Your goal ▸ Give the entries again exactly. Skip the pictures.

Supplied entries ▸

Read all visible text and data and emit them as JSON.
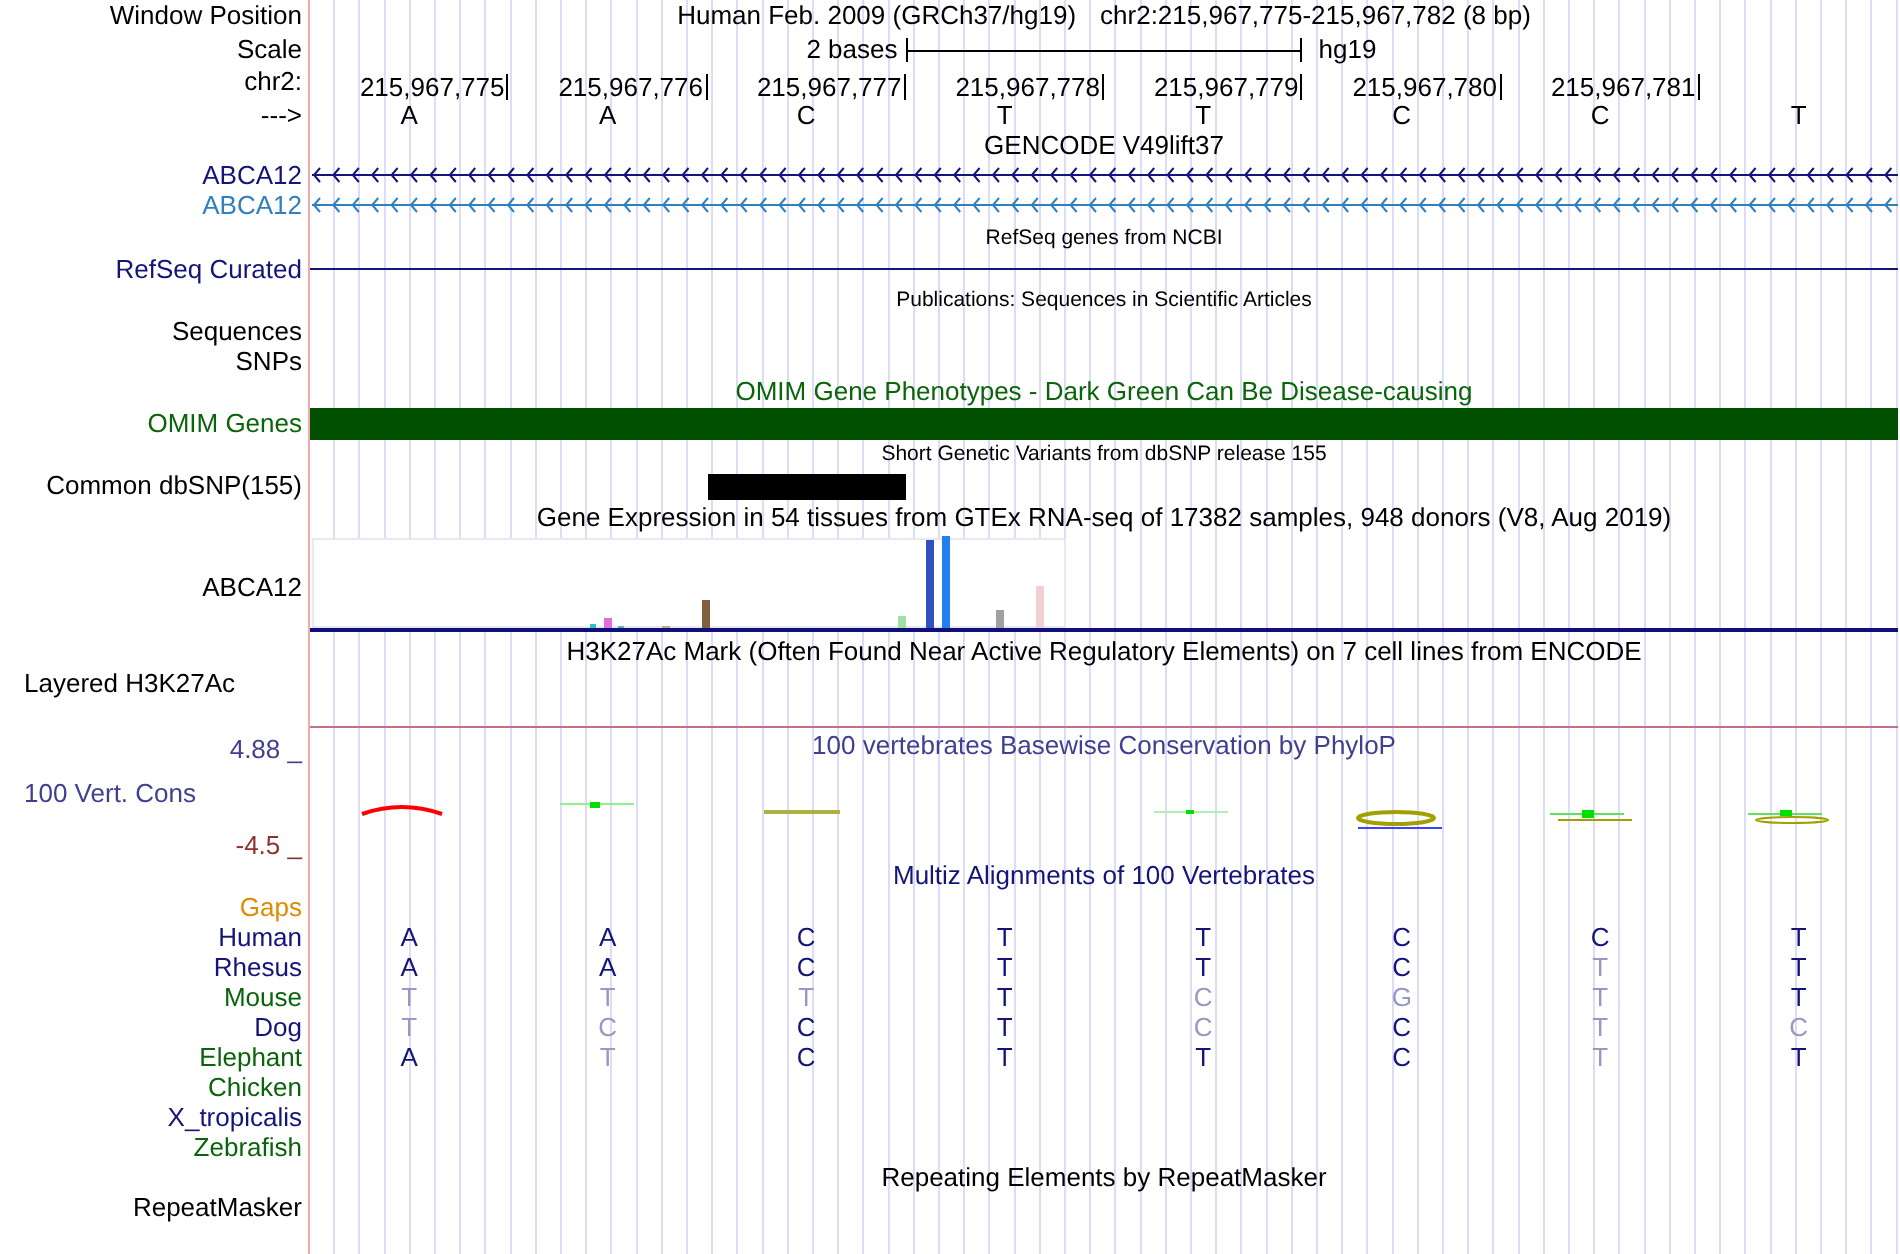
{
  "header": {
    "label": "Window Position",
    "assembly": "Human Feb. 2009 (GRCh37/hg19)",
    "position": "chr2:215,967,775-215,967,782 (8 bp)"
  },
  "scale": {
    "label": "Scale",
    "span": "2 bases",
    "db": "hg19"
  },
  "ruler": {
    "label": "chr2:",
    "ticks": [
      "215,967,775",
      "215,967,776",
      "215,967,777",
      "215,967,778",
      "215,967,779",
      "215,967,780",
      "215,967,781"
    ]
  },
  "sequence": {
    "label": "--->",
    "bases": [
      "A",
      "A",
      "C",
      "T",
      "T",
      "C",
      "C",
      "T"
    ]
  },
  "gencode": {
    "title": "GENCODE V49lift37",
    "genes": [
      {
        "label": "ABCA12",
        "color": "#14147a"
      },
      {
        "label": "ABCA12",
        "color": "#3080c0"
      }
    ]
  },
  "refseq": {
    "title": "RefSeq genes from NCBI",
    "label": "RefSeq Curated"
  },
  "publications": {
    "title": "Publications: Sequences in Scientific Articles",
    "labels": [
      "Sequences",
      "SNPs"
    ]
  },
  "omim": {
    "title": "OMIM Gene Phenotypes - Dark Green Can Be Disease-causing",
    "label": "OMIM Genes"
  },
  "dbsnp": {
    "title": "Short Genetic Variants from dbSNP release 155",
    "label": "Common dbSNP(155)"
  },
  "gtex": {
    "title": "Gene Expression in 54 tissues from GTEx RNA-seq of 17382 samples, 948 donors (V8, Aug 2019)",
    "label": "ABCA12"
  },
  "h3k27ac": {
    "title": "H3K27Ac Mark (Often Found Near Active Regulatory Elements) on 7 cell lines from ENCODE",
    "label": "Layered H3K27Ac"
  },
  "phylop": {
    "title": "100 vertebrates Basewise Conservation by PhyloP",
    "label": "100 Vert. Cons",
    "max": "4.88 _",
    "min": "-4.5 _"
  },
  "multiz": {
    "title": "Multiz Alignments of 100 Vertebrates",
    "gaps": "Gaps",
    "species": [
      {
        "name": "Human",
        "color": "#14147a",
        "bases": [
          {
            "base": "A",
            "conserved": true
          },
          {
            "base": "A",
            "conserved": true
          },
          {
            "base": "C",
            "conserved": true
          },
          {
            "base": "T",
            "conserved": true
          },
          {
            "base": "T",
            "conserved": true
          },
          {
            "base": "C",
            "conserved": true
          },
          {
            "base": "C",
            "conserved": true
          },
          {
            "base": "T",
            "conserved": true
          }
        ]
      },
      {
        "name": "Rhesus",
        "color": "#14147a",
        "bases": [
          {
            "base": "A",
            "conserved": true
          },
          {
            "base": "A",
            "conserved": true
          },
          {
            "base": "C",
            "conserved": true
          },
          {
            "base": "T",
            "conserved": true
          },
          {
            "base": "T",
            "conserved": true
          },
          {
            "base": "C",
            "conserved": true
          },
          {
            "base": "T",
            "conserved": false
          },
          {
            "base": "T",
            "conserved": true
          }
        ]
      },
      {
        "name": "Mouse",
        "color": "#0a640a",
        "bases": [
          {
            "base": "T",
            "conserved": false
          },
          {
            "base": "T",
            "conserved": false
          },
          {
            "base": "T",
            "conserved": false
          },
          {
            "base": "T",
            "conserved": true
          },
          {
            "base": "C",
            "conserved": false
          },
          {
            "base": "G",
            "conserved": false
          },
          {
            "base": "T",
            "conserved": false
          },
          {
            "base": "T",
            "conserved": true
          }
        ]
      },
      {
        "name": "Dog",
        "color": "#14147a",
        "bases": [
          {
            "base": "T",
            "conserved": false
          },
          {
            "base": "C",
            "conserved": false
          },
          {
            "base": "C",
            "conserved": true
          },
          {
            "base": "T",
            "conserved": true
          },
          {
            "base": "C",
            "conserved": false
          },
          {
            "base": "C",
            "conserved": true
          },
          {
            "base": "T",
            "conserved": false
          },
          {
            "base": "C",
            "conserved": false
          }
        ]
      },
      {
        "name": "Elephant",
        "color": "#0a640a",
        "bases": [
          {
            "base": "A",
            "conserved": true
          },
          {
            "base": "T",
            "conserved": false
          },
          {
            "base": "C",
            "conserved": true
          },
          {
            "base": "T",
            "conserved": true
          },
          {
            "base": "T",
            "conserved": true
          },
          {
            "base": "C",
            "conserved": true
          },
          {
            "base": "T",
            "conserved": false
          },
          {
            "base": "T",
            "conserved": true
          }
        ]
      },
      {
        "name": "Chicken",
        "color": "#0a640a"
      },
      {
        "name": "X_tropicalis",
        "color": "#14147a"
      },
      {
        "name": "Zebrafish",
        "color": "#0a640a"
      }
    ]
  },
  "repeatmasker": {
    "title": "Repeating Elements by RepeatMasker",
    "label": "RepeatMasker"
  }
}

Response to the task ▸
Read all visible text and data and emit them as JSON.
{
  "header": {
    "label": "Window Position",
    "assembly": "Human Feb. 2009 (GRCh37/hg19)",
    "position": "chr2:215,967,775-215,967,782 (8 bp)"
  },
  "scale": {
    "label": "Scale",
    "span": "2 bases",
    "db": "hg19"
  },
  "ruler": {
    "label": "chr2:",
    "ticks": [
      "215,967,775",
      "215,967,776",
      "215,967,777",
      "215,967,778",
      "215,967,779",
      "215,967,780",
      "215,967,781"
    ]
  },
  "sequence": {
    "label": "--->",
    "bases": [
      "A",
      "A",
      "C",
      "T",
      "T",
      "C",
      "C",
      "T"
    ]
  },
  "gencode": {
    "title": "GENCODE V49lift37",
    "genes": [
      {
        "label": "ABCA12",
        "color": "#14147a"
      },
      {
        "label": "ABCA12",
        "color": "#3080c0"
      }
    ]
  },
  "refseq": {
    "title": "RefSeq genes from NCBI",
    "label": "RefSeq Curated"
  },
  "publications": {
    "title": "Publications: Sequences in Scientific Articles",
    "labels": [
      "Sequences",
      "SNPs"
    ]
  },
  "omim": {
    "title": "OMIM Gene Phenotypes - Dark Green Can Be Disease-causing",
    "label": "OMIM Genes"
  },
  "dbsnp": {
    "title": "Short Genetic Variants from dbSNP release 155",
    "label": "Common dbSNP(155)"
  },
  "gtex": {
    "title": "Gene Expression in 54 tissues from GTEx RNA-seq of 17382 samples, 948 donors (V8, Aug 2019)",
    "label": "ABCA12"
  },
  "h3k27ac": {
    "title": "H3K27Ac Mark (Often Found Near Active Regulatory Elements) on 7 cell lines from ENCODE",
    "label": "Layered H3K27Ac"
  },
  "phylop": {
    "title": "100 vertebrates Basewise Conservation by PhyloP",
    "label": "100 Vert. Cons",
    "max": "4.88 _",
    "min": "-4.5 _"
  },
  "multiz": {
    "title": "Multiz Alignments of 100 Vertebrates",
    "gaps": "Gaps",
    "species": [
      {
        "name": "Human",
        "color": "#14147a",
        "bases": [
          {
            "base": "A",
            "conserved": true
          },
          {
            "base": "A",
            "conserved": true
          },
          {
            "base": "C",
            "conserved": true
          },
          {
            "base": "T",
            "conserved": true
          },
          {
            "base": "T",
            "conserved": true
          },
          {
            "base": "C",
            "conserved": true
          },
          {
            "base": "C",
            "conserved": true
          },
          {
            "base": "T",
            "conserved": true
          }
        ]
      },
      {
        "name": "Rhesus",
        "color": "#14147a",
        "bases": [
          {
            "base": "A",
            "conserved": true
          },
          {
            "base": "A",
            "conserved": true
          },
          {
            "base": "C",
            "conserved": true
          },
          {
            "base": "T",
            "conserved": true
          },
          {
            "base": "T",
            "conserved": true
          },
          {
            "base": "C",
            "conserved": true
          },
          {
            "base": "T",
            "conserved": false
          },
          {
            "base": "T",
            "conserved": true
          }
        ]
      },
      {
        "name": "Mouse",
        "color": "#0a640a",
        "bases": [
          {
            "base": "T",
            "conserved": false
          },
          {
            "base": "T",
            "conserved": false
          },
          {
            "base": "T",
            "conserved": false
          },
          {
            "base": "T",
            "conserved": true
          },
          {
            "base": "C",
            "conserved": false
          },
          {
            "base": "G",
            "conserved": false
          },
          {
            "base": "T",
            "conserved": false
          },
          {
            "base": "T",
            "conserved": true
          }
        ]
      },
      {
        "name": "Dog",
        "color": "#14147a",
        "bases": [
          {
            "base": "T",
            "conserved": false
          },
          {
            "base": "C",
            "conserved": false
          },
          {
            "base": "C",
            "conserved": true
          },
          {
            "base": "T",
            "conserved": true
          },
          {
            "base": "C",
            "conserved": false
          },
          {
            "base": "C",
            "conserved": true
          },
          {
            "base": "T",
            "conserved": false
          },
          {
            "base": "C",
            "conserved": false
          }
        ]
      },
      {
        "name": "Elephant",
        "color": "#0a640a",
        "bases": [
          {
            "base": "A",
            "conserved": true
          },
          {
            "base": "T",
            "conserved": false
          },
          {
            "base": "C",
            "conserved": true
          },
          {
            "base": "T",
            "conserved": true
          },
          {
            "base": "T",
            "conserved": true
          },
          {
            "base": "C",
            "conserved": true
          },
          {
            "base": "T",
            "conserved": false
          },
          {
            "base": "T",
            "conserved": true
          }
        ]
      },
      {
        "name": "Chicken",
        "color": "#0a640a"
      },
      {
        "name": "X_tropicalis",
        "color": "#14147a"
      },
      {
        "name": "Zebrafish",
        "color": "#0a640a"
      }
    ]
  },
  "repeatmasker": {
    "title": "Repeating Elements by RepeatMasker",
    "label": "RepeatMasker"
  }
}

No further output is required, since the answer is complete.